● **Teks Bacaan**:

* * *

Begini. Area kerja saya adalah daerah perkantoran merangkap wisata kota, lalu memanjang mentok sampai ke pantai. Ini membawa konsekuensi tak ringan buat iman saya yang ndlap-ndlup ini. Kenapa? Sebab mayoritas pelanggan yang setiap hari saya jumpai adalah mbak-mbak resepsionis kantor, pelayan restoran, penjaga toko, para asisten dokter gigi, mbak-mbak perawat di rumah sakit, dan … pokoknya segala jenis keindahan duniawi lainnya. Oh ….
Jangan antum bilang, “Halaaah, sama penjaga toko aja ngiler lu, Ndro ….” Antum salah sangka. Di sini, konsep status yang berlaku tidak sama dengan di tempat kita. Pekerjaan-pekerjaan yang saya sebut di atas tak jarang diisi oleh mbak-mbak kinyis-kinyis, yang kalau di Indonesia sudah jadi rebutan banyak production house buat dilamar jadi artis sinetron menggantikan Chincha Laura.
Belum lagi sekarang ini musim dinginnya nggak jelas. Kadang dingin beneran waktu pagi, eh siangnya mendadak jadi gerah. Di saat panas begitu, mbak-mbak tadi jadi suka pakai kostum yang, anu, lucu-lucu. Bayangkan saja, bagaimana saya harus memegangi kertas atau PDA di depan mereka, dan mbak-mbak berkostum lucu itu mendekat, dekat sekali, untuk mencoretkan tanda tangan bukti penerimaan barang. Apa mereka peduli dengan dada saya yang berdentam-dentam tak keruan demi perdjoeangan mempertahankan iman?

* * *

● **Soal Singkat 1**:
Salin tanpa perubahan bagian catatan yang dimulai dari baris pertama catatan dan berakhir pada baris yang memuat "prompt-host: linuxshelltips <box>64 293". Kedua ujungnya ikut disalin.
Catatan berikut sama sekali tidak berkaitan dengan teks bacaan.

* * *

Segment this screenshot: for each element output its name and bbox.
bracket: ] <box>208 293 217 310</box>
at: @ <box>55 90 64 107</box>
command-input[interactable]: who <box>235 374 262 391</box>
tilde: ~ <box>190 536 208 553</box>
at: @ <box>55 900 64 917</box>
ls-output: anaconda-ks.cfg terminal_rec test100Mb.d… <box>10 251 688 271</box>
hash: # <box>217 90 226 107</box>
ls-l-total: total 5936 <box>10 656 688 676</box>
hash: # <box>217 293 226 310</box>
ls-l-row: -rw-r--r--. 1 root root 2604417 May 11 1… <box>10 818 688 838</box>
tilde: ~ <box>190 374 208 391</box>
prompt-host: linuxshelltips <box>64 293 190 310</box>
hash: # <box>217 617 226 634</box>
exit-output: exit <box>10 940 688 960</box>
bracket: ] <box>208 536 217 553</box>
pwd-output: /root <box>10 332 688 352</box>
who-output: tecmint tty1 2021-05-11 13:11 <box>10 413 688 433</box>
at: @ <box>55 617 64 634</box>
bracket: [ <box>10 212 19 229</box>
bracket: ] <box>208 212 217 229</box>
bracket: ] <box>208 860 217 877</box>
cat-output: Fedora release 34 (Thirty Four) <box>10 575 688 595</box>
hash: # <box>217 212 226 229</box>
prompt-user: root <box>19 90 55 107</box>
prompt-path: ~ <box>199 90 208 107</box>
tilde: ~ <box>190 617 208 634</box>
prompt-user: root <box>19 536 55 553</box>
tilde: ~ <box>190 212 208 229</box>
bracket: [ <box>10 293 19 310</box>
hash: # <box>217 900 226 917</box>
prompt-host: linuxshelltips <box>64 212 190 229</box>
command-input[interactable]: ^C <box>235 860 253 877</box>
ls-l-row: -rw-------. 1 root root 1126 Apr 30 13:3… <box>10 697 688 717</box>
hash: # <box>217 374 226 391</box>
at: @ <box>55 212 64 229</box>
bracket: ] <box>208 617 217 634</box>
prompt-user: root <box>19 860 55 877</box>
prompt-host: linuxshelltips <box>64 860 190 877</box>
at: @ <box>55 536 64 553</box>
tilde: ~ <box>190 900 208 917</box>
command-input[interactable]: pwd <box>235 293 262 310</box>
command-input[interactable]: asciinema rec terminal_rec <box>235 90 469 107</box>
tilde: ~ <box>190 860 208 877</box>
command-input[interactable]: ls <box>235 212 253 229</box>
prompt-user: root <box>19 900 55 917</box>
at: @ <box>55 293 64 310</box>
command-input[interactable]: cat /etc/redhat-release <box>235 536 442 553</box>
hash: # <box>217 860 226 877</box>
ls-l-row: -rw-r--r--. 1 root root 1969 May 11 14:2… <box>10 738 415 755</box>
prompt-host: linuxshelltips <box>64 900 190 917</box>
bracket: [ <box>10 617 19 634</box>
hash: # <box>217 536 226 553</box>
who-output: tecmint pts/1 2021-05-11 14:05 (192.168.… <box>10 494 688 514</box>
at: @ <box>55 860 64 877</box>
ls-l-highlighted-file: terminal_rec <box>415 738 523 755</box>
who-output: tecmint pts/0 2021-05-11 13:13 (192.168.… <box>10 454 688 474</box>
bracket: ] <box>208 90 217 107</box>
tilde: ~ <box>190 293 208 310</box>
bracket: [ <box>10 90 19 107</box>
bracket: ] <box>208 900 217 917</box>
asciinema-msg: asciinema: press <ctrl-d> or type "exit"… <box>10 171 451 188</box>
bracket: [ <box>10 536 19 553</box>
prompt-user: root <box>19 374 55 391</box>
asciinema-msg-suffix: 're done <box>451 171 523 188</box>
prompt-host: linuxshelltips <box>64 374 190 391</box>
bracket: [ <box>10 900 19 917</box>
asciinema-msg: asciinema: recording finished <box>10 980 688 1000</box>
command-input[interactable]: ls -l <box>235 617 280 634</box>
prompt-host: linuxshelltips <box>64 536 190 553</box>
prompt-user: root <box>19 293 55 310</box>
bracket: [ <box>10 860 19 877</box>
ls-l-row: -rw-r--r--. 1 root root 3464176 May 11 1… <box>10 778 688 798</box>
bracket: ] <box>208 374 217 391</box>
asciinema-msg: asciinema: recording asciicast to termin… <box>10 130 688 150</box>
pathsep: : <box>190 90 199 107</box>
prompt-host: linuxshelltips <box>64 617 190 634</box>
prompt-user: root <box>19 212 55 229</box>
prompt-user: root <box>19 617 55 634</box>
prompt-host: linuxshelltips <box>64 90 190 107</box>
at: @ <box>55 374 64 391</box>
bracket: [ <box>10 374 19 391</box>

* * *

● **Soal Singkat 2**:
Jawablah pertanyaan tentang teks bacaan berikut:
(a) Sampai ke mana area kerja penutur memanjang?
(b) Pada waktu apa cuaca mendadak menjadi gerah?
(c) Apa yang harus dipegangi penutur di depan para pelanggan saat mereka menandatangani bukti penerimaan barang?

● **Jawaban 1**:
Segment this screenshot: for each element output its name and bbox.
bracket: ] <box>208 293 217 310</box>
at: @ <box>55 90 64 107</box>
command-input[interactable]: who <box>235 374 262 391</box>
tilde: ~ <box>190 536 208 553</box>
at: @ <box>55 900 64 917</box>
ls-output: anaconda-ks.cfg terminal_rec test100Mb.d… <box>10 251 688 271</box>
hash: # <box>217 90 226 107</box>
ls-l-total: total 5936 <box>10 656 688 676</box>
hash: # <box>217 293 226 310</box>
ls-l-row: -rw-r--r--. 1 root root 2604417 May 11 1… <box>10 818 688 838</box>
tilde: ~ <box>190 374 208 391</box>
prompt-host: linuxshelltips <box>64 293 190 310</box>

● **Jawaban 2**:
(a) Sampai mentok ke pantai.
(b) Pada siang hari.
(c) Kertas atau PDA.